[Directive]: Gather the lines that hold the string "ROAD".

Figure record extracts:
--- start ---

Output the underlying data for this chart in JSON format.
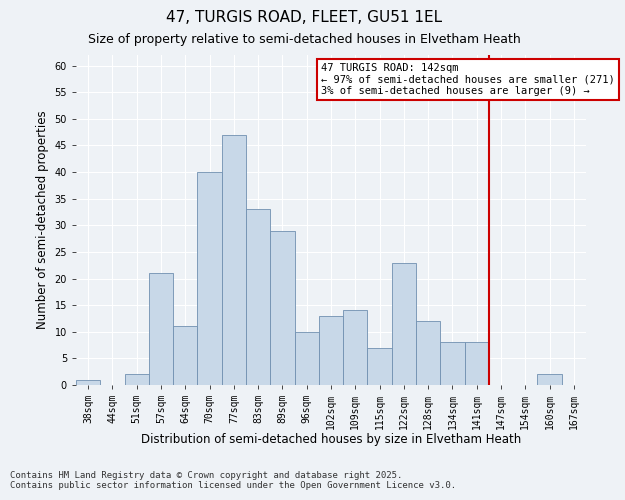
{
  "title": "47, TURGIS ROAD, FLEET, GU51 1EL",
  "subtitle": "Size of property relative to semi-detached houses in Elvetham Heath",
  "xlabel": "Distribution of semi-detached houses by size in Elvetham Heath",
  "ylabel": "Number of semi-detached properties",
  "categories": [
    "38sqm",
    "44sqm",
    "51sqm",
    "57sqm",
    "64sqm",
    "70sqm",
    "77sqm",
    "83sqm",
    "89sqm",
    "96sqm",
    "102sqm",
    "109sqm",
    "115sqm",
    "122sqm",
    "128sqm",
    "134sqm",
    "141sqm",
    "147sqm",
    "154sqm",
    "160sqm",
    "167sqm"
  ],
  "values": [
    1,
    0,
    2,
    21,
    11,
    40,
    47,
    33,
    29,
    10,
    13,
    14,
    7,
    23,
    12,
    8,
    8,
    0,
    0,
    2,
    0
  ],
  "bar_color": "#c8d8e8",
  "bar_edge_color": "#7090b0",
  "highlight_line_index": 16,
  "annotation_text": "47 TURGIS ROAD: 142sqm\n← 97% of semi-detached houses are smaller (271)\n3% of semi-detached houses are larger (9) →",
  "annotation_box_color": "#ffffff",
  "annotation_box_edge_color": "#cc0000",
  "annotation_text_color": "#000000",
  "red_line_color": "#cc0000",
  "ylim": [
    0,
    62
  ],
  "yticks": [
    0,
    5,
    10,
    15,
    20,
    25,
    30,
    35,
    40,
    45,
    50,
    55,
    60
  ],
  "background_color": "#eef2f6",
  "grid_color": "#ffffff",
  "footer_line1": "Contains HM Land Registry data © Crown copyright and database right 2025.",
  "footer_line2": "Contains public sector information licensed under the Open Government Licence v3.0.",
  "title_fontsize": 11,
  "subtitle_fontsize": 9,
  "xlabel_fontsize": 8.5,
  "ylabel_fontsize": 8.5,
  "tick_fontsize": 7,
  "footer_fontsize": 6.5,
  "annotation_fontsize": 7.5
}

--- end ---

[Reply to the task]:
  "title": "47, TURGIS ROAD, FLEET, GU51 1EL",
  "annotation_text": "47 TURGIS ROAD: 142sqm\n← 97% of semi-detached houses are smaller (271)\n3% of semi-detached houses are larger (9) →",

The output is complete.